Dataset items
::::

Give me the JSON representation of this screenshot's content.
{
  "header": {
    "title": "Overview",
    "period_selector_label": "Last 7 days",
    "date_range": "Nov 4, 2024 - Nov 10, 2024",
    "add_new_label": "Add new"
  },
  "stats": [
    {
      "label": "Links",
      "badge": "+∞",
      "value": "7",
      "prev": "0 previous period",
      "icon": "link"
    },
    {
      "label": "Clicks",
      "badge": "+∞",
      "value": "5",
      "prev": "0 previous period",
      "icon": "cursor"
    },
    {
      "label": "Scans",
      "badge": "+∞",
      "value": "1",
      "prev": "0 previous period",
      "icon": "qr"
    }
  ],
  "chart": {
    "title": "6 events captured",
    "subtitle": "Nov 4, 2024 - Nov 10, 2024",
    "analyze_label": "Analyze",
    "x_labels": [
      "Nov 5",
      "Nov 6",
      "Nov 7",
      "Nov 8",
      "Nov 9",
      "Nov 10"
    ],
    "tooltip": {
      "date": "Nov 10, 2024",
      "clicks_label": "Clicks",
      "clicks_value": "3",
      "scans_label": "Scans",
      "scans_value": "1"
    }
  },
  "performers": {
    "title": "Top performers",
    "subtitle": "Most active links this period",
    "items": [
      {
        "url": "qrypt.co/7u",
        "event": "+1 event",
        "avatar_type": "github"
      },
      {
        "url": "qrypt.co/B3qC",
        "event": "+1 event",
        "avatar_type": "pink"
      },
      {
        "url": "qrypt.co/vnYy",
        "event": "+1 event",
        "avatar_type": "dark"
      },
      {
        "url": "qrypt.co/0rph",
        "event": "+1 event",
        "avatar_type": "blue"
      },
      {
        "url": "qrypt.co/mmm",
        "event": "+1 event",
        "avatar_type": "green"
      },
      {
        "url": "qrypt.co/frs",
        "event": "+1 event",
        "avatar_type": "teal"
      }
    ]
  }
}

::::

WHAT TO DO — Count each line with "qrypt" in it and report that figure by itself.

THE RESPONSE — 6